* _EXERCISE REQUIREMENTS_
Edit the caption on Kir2.1-based I_K1 in hiPSC-CMs, starting with "Effect of Kir2.1-based" and going on through "pA/pF, ^*P < 0.05.", and replace "stimulus current" with "stimulation current".

* _STUDY TEXT_
>>>
Effect of Kir2.1-based I_K1 on the action potential of hiPSC-CMs. (A) Action potential of a hiPSC-CM upon injection of simulated I_K1, which is computed in real time according to the “Kir2.1” current-voltage relationship of Figure 2A with its peak outward amplitude scaled to 0–10 pA/pF, as indicated. (B) Corresponding dynamic clamp current injected into the cell. The sharp peak at time 25 ms is due to the stimulus current of 3 ms duration and 600 pA amplitude. (C–F) Maximum diastolic potential (MDP), maximum upstroke velocity [(dV/dt)_max], action potential amplitude (APA) and action potential duration at 90% repolarization (APD₉₀) of 9 hiPSC-CMs at I_K1 peak outward amplitudes of 0–10 pA/pF, ^*P < 0.05.
<<<
* _DATA SUPPLIED_
>>>
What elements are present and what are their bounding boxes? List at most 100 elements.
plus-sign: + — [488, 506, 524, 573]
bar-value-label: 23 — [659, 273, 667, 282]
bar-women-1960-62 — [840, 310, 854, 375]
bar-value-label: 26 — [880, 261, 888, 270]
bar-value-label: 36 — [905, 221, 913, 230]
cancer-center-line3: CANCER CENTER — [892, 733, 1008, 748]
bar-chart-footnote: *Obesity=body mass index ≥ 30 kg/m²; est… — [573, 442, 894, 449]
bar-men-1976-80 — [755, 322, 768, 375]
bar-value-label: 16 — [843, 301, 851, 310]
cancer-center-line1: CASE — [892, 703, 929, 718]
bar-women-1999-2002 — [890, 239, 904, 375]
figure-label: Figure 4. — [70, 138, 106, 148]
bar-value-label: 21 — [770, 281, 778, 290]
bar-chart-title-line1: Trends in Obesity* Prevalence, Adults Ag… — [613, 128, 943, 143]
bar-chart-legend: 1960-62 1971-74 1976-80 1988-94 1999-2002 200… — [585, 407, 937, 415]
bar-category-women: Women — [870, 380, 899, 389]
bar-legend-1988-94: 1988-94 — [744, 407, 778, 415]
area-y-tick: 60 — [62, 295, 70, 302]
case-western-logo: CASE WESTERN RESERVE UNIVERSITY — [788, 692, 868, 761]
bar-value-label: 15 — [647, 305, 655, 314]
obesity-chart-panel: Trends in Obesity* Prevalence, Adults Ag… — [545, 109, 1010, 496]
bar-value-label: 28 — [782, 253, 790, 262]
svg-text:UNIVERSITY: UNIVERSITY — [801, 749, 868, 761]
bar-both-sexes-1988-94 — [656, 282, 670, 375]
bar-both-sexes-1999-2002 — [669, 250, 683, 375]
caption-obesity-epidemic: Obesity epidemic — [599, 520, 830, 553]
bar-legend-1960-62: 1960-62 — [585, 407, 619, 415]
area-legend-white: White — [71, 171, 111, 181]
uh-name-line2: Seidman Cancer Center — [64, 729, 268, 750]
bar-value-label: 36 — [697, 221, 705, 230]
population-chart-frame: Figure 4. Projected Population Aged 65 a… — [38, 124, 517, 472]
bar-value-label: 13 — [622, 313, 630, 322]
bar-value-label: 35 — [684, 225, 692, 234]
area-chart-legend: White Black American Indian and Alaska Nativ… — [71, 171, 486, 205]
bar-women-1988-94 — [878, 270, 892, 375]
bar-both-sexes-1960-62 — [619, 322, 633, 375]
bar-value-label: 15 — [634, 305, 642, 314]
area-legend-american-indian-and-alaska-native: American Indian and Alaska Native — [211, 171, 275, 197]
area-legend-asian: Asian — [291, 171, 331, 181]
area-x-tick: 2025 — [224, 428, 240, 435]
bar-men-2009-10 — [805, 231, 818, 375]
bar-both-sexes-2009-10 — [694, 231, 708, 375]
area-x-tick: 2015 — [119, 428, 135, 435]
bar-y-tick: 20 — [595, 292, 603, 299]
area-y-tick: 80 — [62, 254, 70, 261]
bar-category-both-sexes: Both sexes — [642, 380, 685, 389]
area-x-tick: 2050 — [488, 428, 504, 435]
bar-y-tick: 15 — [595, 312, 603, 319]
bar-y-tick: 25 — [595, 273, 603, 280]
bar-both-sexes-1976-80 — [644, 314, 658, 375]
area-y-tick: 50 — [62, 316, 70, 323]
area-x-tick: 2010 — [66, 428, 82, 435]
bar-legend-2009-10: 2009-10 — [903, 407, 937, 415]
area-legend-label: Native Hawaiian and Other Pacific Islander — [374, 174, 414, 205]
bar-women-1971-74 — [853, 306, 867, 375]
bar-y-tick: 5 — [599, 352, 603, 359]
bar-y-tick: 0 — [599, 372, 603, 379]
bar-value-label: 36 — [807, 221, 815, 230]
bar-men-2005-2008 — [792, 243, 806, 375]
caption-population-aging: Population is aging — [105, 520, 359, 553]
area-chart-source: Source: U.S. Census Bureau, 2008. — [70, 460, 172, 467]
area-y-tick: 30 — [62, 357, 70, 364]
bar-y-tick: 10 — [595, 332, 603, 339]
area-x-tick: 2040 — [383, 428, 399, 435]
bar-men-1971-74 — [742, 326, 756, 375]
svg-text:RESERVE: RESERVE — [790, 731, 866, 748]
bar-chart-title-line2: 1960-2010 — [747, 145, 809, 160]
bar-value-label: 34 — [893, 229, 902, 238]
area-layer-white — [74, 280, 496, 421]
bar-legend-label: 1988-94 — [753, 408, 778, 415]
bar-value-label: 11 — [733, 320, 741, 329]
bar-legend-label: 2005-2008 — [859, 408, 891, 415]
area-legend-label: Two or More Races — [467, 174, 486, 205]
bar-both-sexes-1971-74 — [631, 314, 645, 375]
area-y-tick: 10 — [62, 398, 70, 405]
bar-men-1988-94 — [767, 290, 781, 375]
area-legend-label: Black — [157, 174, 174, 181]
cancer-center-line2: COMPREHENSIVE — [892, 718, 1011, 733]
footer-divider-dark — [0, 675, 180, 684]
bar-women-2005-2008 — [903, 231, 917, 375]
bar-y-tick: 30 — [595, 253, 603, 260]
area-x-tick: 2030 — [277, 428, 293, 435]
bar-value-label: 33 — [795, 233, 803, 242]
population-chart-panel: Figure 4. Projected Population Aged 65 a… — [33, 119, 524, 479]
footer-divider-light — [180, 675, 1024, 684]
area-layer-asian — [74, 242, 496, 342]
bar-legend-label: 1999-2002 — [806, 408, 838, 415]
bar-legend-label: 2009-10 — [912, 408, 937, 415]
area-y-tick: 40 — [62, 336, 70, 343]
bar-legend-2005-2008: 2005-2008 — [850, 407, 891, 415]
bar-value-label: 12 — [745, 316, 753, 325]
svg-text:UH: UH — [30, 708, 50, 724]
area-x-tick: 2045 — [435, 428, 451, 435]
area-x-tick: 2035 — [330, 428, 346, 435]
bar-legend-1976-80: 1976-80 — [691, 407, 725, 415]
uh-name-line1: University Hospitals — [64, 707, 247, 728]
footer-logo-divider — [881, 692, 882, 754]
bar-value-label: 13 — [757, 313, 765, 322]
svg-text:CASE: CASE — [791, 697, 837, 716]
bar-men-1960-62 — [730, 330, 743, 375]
<<<
* _COMPLETED EXERCISE_
Effect of Kir2.1-based I_K1 on the action potential of hiPSC-CMs. (A) Action potential of a hiPSC-CM upon injection of simulated I_K1, which is computed in real time according to the “Kir2.1” current-voltage relationship of Figure 2A with its peak outward amplitude scaled to 0–10 pA/pF, as indicated. (B) Corresponding dynamic clamp current injected into the cell. The sharp peak at time 25 ms is due to the stimulation current of 3 ms duration and 600 pA amplitude. (C–F) Maximum diastolic potential (MDP), maximum upstroke velocity [(dV/dt)_max], action potential amplitude (APA) and action potential duration at 90% repolarization (APD₉₀) of 9 hiPSC-CMs at I_K1 peak outward amplitudes of 0–10 pA/pF, ^*P < 0.05.